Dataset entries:
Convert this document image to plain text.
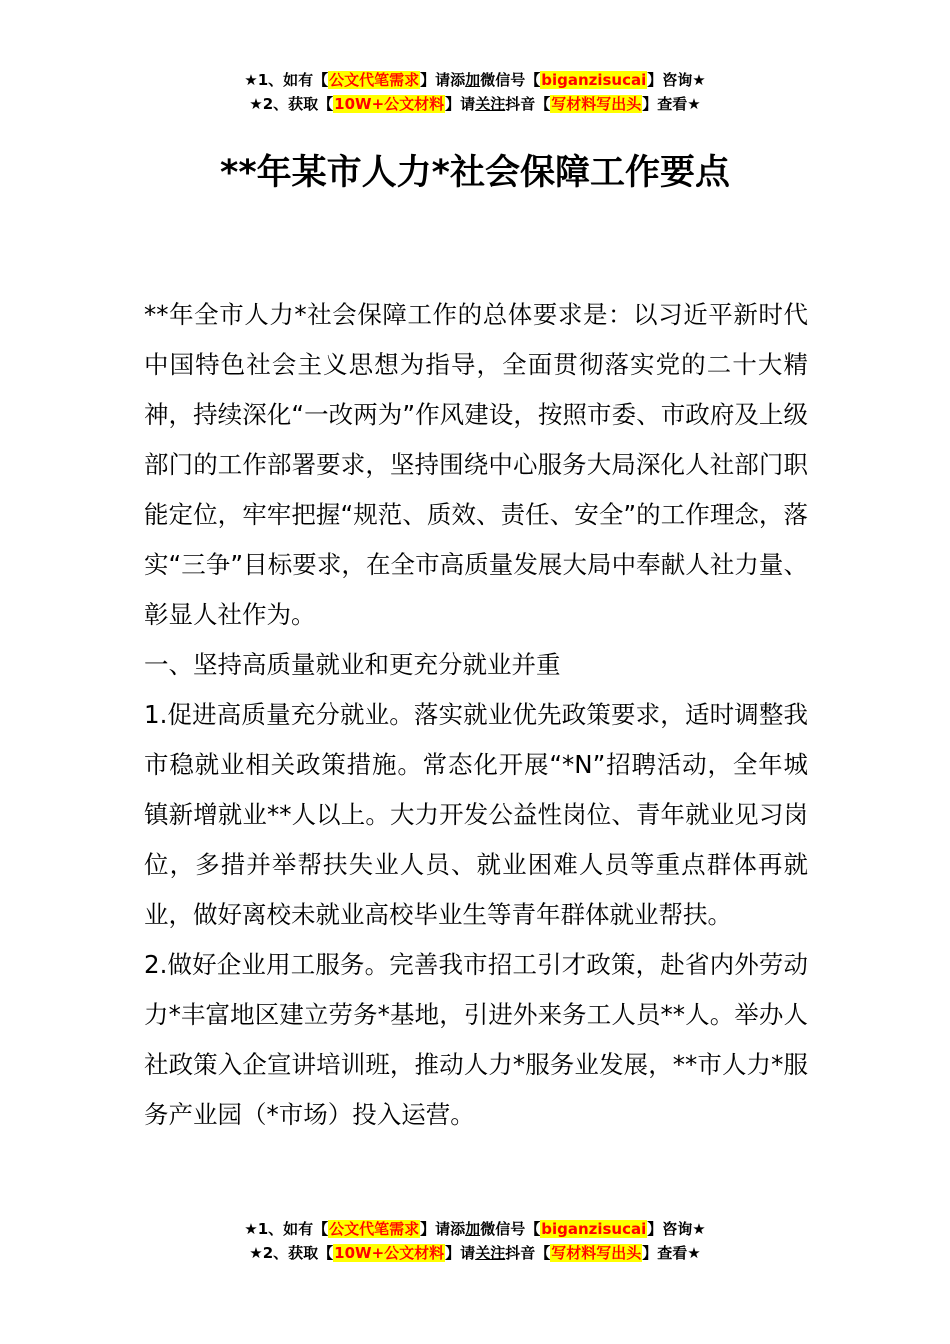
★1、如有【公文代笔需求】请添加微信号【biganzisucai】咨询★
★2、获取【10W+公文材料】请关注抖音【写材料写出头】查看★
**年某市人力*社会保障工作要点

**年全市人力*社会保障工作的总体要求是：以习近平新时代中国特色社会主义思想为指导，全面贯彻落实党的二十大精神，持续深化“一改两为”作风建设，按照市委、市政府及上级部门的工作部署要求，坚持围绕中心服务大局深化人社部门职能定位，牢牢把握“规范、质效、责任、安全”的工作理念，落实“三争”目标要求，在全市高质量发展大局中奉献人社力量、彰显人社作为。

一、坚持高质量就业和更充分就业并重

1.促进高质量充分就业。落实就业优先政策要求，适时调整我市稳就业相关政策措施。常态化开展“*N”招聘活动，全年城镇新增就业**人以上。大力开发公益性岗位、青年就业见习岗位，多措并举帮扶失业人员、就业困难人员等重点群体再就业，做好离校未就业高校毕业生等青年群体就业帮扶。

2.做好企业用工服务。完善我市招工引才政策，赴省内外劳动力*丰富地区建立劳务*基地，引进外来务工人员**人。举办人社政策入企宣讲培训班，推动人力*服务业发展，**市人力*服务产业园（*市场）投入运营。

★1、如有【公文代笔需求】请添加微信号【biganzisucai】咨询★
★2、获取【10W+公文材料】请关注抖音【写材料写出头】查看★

* _The exercise_: Leave out the pictures and retype every line above exactly.

* _Correct result_:
Convert this document image to plain text.
★1、如有【公文代笔需求】请添加微信号【biganzisucai】咨询★
★2、获取【10W+公文材料】请关注抖音【写材料写出头】查看★
**年某市人力*社会保障工作要点

**年全市人力*社会保障工作的总体要求是：以习近平新时代中国特色社会主义思想为指导，全面贯彻落实党的二十大精神，持续深化“一改两为”作风建设，按照市委、市政府及上级部门的工作部署要求，坚持围绕中心服务大局深化人社部门职能定位，牢牢把握“规范、质效、责任、安全”的工作理念，落实“三争”目标要求，在全市高质量发展大局中奉献人社力量、彰显人社作为。

一、坚持高质量就业和更充分就业并重

1.促进高质量充分就业。落实就业优先政策要求，适时调整我市稳就业相关政策措施。常态化开展“*N”招聘活动，全年城镇新增就业**人以上。大力开发公益性岗位、青年就业见习岗位，多措并举帮扶失业人员、就业困难人员等重点群体再就业，做好离校未就业高校毕业生等青年群体就业帮扶。

2.做好企业用工服务。完善我市招工引才政策，赴省内外劳动力*丰富地区建立劳务*基地，引进外来务工人员**人。举办人社政策入企宣讲培训班，推动人力*服务业发展，**市人力*服务产业园（*市场）投入运营。

★1、如有【公文代笔需求】请添加微信号【biganzisucai】咨询★
★2、获取【10W+公文材料】请关注抖音【写材料写出头】查看★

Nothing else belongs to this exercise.